## REQUIRED WORK:
Go through the records below line by line. Count the lines with "стороны" and give the count alone.

## INPUT:
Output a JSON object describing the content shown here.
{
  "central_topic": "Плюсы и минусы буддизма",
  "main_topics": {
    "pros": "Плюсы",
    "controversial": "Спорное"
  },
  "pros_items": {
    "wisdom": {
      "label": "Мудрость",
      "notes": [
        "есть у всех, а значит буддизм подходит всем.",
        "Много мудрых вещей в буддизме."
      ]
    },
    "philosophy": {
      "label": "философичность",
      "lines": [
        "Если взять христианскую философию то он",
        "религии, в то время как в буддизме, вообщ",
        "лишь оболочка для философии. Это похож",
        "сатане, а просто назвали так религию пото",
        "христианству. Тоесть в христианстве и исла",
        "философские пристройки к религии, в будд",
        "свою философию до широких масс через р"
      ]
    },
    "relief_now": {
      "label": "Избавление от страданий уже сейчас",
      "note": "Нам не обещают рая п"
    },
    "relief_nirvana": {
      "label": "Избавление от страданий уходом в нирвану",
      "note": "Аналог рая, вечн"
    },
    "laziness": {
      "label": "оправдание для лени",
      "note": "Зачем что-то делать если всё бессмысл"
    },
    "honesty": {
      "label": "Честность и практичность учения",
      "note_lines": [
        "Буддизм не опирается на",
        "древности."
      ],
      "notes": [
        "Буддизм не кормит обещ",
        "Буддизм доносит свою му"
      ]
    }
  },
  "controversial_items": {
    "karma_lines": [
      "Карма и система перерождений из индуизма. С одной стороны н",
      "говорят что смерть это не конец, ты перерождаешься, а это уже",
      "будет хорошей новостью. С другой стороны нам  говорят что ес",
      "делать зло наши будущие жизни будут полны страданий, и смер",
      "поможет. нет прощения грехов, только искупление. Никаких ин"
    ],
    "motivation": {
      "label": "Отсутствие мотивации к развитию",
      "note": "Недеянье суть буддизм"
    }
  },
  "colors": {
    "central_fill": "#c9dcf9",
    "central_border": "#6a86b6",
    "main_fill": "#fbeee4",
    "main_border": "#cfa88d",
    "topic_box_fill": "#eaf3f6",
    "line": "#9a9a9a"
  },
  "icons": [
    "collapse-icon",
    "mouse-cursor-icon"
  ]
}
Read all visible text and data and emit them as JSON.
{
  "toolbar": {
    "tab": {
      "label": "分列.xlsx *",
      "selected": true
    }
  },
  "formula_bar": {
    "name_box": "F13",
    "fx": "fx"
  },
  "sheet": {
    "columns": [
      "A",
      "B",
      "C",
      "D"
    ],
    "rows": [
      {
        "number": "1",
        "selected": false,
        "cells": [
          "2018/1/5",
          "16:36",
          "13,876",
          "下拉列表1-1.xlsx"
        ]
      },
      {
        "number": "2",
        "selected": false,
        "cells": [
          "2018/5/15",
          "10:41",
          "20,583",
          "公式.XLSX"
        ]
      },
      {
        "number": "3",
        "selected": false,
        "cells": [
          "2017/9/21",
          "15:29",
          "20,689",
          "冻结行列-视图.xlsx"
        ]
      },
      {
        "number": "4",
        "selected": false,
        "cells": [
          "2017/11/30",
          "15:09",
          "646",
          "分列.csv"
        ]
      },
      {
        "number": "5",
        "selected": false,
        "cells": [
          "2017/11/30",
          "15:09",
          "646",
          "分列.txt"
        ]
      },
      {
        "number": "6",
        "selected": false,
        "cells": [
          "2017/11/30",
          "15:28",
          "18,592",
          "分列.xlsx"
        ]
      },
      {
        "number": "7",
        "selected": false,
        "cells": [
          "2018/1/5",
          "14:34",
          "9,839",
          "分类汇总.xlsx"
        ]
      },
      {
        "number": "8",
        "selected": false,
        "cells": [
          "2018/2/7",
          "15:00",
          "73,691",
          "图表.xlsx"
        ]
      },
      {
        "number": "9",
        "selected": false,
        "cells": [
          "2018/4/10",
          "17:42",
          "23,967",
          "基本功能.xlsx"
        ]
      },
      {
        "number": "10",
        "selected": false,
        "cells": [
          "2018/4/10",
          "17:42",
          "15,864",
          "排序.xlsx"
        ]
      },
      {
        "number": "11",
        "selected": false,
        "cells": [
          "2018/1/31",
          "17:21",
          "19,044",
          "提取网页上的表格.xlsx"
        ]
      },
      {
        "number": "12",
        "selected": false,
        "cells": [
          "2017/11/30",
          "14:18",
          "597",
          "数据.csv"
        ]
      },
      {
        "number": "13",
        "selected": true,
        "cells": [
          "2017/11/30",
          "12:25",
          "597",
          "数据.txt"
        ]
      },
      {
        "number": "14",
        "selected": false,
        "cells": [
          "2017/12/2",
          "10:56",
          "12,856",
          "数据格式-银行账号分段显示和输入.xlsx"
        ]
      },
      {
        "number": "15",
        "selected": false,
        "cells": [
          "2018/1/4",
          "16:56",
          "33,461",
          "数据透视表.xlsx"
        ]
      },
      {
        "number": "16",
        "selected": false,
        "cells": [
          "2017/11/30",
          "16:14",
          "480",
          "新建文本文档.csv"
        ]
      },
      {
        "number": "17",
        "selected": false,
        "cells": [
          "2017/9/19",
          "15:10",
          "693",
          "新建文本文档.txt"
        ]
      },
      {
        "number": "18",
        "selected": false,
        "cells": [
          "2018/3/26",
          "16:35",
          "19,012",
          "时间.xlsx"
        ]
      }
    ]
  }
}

## EXERCISE ANSWER:
2